*WORK TO COMPLETE*: Can you copy out the notebook excerpt below, the one loading the stop sign image and applying Sobel filters, in full and word for word?

In [9]:

    

import numpy as np
import cv2
import matplotlib.pyplot as plt
import matplotlib.image as mpimg

img = mpimg.imread('stopsign.jpg')
plt.imshow(img)


    

    
Out[9]:





<matplotlib.image.AxesImage at 0x10cb13ac8>






    

In [11]:

    

gray = cv2.cvtColor(img, cv2.COLOR_RGB2GRAY)
plt.imshow(gray, cmap='gray')


    

    
Out[11]:





<matplotlib.image.AxesImage at 0x10cbafb00>






    

In [14]:

    

sobelx = cv2.Sobel(gray, cv2.CV_64F, 1, 0)
sobely = cv2.Sobel(gray, cv2.CV_64F, 0, 1)
abs_sobelx = np.absolute(sobelx)
scaled_sobel = np.uint8(255 * abs_sobelx / np.max(abs_sobelx))

*STORED DATA*:
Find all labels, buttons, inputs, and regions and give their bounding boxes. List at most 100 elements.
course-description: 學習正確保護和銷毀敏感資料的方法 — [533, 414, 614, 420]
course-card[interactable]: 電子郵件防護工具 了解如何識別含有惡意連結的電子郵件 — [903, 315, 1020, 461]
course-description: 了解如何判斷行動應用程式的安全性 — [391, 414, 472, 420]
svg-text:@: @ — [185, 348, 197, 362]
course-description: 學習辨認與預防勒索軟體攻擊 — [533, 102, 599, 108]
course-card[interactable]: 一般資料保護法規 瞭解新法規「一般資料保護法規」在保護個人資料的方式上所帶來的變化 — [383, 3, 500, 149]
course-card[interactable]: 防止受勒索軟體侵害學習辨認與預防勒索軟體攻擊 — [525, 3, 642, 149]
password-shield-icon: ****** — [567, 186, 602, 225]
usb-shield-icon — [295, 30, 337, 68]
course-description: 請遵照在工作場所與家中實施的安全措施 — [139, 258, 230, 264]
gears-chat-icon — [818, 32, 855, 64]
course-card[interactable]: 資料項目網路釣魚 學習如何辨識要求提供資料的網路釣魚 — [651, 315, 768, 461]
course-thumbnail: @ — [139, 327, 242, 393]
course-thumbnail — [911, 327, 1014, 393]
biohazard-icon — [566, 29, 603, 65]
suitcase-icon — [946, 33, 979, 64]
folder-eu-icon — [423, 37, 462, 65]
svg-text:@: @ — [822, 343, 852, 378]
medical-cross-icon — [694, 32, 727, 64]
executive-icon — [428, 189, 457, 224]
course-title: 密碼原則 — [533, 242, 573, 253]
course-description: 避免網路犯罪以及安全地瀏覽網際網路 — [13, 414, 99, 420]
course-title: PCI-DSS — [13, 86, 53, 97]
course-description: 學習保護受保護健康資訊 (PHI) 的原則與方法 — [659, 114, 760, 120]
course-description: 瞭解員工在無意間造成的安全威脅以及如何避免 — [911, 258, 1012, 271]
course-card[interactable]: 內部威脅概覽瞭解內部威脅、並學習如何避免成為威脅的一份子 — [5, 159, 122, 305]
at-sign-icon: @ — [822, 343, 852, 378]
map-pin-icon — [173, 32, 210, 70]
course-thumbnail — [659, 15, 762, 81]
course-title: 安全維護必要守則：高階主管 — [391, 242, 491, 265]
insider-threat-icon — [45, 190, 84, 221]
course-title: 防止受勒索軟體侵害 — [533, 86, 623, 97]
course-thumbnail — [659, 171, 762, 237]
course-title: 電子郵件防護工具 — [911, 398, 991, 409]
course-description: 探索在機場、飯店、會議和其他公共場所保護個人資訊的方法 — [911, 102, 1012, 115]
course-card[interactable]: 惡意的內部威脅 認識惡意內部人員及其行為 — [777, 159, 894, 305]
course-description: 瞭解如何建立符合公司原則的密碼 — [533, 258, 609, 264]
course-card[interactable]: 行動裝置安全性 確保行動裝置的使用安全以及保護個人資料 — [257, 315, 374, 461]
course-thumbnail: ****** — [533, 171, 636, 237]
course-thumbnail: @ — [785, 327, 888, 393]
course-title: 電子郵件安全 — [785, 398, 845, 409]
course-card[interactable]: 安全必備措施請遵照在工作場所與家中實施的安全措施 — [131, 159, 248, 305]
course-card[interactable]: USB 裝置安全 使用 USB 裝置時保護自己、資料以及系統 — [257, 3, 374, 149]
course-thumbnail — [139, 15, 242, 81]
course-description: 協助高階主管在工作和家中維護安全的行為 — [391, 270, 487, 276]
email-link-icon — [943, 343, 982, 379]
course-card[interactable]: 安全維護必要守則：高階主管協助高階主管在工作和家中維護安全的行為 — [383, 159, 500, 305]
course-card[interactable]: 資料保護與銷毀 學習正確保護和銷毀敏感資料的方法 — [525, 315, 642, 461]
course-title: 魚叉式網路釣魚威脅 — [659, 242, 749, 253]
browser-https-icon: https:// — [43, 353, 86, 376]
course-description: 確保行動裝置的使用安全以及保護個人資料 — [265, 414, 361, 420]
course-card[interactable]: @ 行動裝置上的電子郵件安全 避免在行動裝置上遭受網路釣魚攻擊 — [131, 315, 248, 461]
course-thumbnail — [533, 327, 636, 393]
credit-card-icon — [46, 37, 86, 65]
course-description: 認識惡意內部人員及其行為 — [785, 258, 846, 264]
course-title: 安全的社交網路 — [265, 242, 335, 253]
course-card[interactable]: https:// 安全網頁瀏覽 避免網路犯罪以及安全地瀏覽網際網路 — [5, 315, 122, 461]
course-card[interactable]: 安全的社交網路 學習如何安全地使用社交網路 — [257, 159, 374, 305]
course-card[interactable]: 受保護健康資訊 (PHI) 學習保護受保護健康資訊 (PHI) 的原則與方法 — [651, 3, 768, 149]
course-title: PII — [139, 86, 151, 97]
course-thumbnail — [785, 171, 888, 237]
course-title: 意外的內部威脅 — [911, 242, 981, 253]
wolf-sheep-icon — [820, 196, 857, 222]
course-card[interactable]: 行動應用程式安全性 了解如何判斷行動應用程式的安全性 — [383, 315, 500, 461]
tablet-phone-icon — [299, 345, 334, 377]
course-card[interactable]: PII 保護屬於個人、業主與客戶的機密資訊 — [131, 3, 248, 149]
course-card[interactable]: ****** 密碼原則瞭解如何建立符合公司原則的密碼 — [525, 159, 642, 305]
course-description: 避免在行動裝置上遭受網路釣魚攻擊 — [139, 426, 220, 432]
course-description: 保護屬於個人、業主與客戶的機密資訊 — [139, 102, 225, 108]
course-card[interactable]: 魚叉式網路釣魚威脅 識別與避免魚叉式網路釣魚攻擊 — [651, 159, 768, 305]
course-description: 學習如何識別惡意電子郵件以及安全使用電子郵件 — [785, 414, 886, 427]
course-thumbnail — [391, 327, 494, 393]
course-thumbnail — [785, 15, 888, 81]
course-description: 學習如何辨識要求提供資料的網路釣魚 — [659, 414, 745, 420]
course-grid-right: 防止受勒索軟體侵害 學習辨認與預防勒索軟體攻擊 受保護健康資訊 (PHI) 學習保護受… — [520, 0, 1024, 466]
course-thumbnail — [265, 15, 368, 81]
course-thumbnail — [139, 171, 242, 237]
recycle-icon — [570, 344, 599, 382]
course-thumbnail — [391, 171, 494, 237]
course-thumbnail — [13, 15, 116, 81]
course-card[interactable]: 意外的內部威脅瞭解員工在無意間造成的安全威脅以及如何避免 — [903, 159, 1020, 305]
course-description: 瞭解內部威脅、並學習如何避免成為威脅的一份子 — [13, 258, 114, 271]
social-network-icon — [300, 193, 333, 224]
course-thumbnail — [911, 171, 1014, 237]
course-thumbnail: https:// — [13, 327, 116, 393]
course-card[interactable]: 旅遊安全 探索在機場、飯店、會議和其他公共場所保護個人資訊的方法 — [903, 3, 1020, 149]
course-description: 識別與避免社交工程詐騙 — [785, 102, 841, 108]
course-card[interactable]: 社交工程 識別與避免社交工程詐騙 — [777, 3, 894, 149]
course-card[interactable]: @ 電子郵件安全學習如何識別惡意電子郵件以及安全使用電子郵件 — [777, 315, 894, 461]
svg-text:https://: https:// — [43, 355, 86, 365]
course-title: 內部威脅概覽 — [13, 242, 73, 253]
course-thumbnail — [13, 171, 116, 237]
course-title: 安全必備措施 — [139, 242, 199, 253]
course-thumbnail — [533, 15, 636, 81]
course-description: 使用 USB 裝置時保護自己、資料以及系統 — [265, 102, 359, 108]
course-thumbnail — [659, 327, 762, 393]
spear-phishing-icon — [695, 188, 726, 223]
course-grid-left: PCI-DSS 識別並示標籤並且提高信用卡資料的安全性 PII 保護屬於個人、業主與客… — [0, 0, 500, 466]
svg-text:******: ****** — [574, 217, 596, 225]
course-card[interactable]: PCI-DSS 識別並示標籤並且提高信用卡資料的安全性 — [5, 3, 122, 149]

*RESPONSE*:
In [9]:

    

import numpy as np
import cv2
import matplotlib.pyplot as plt
import matplotlib.image as mpimg

img = mpimg.imread('stopsign.jpg')
plt.imshow(img)


    

    
Out[9]:





<matplotlib.image.AxesImage at 0x10cb13ac8>






    

In [11]:

    

gray = cv2.cvtColor(img, cv2.COLOR_RGB2GRAY)
plt.imshow(gray, cmap='gray')


    

    
Out[11]:





<matplotlib.image.AxesImage at 0x10cbafb00>






    

In [14]:

    

sobelx = cv2.Sobel(gray, cv2.CV_64F, 1, 0)
sobely = cv2.Sobel(gray, cv2.CV_64F, 0, 1)
abs_sobelx = np.absolute(sobelx)
scaled_sobel = np.uint8(255 * abs_sobelx / np.max(abs_sobelx))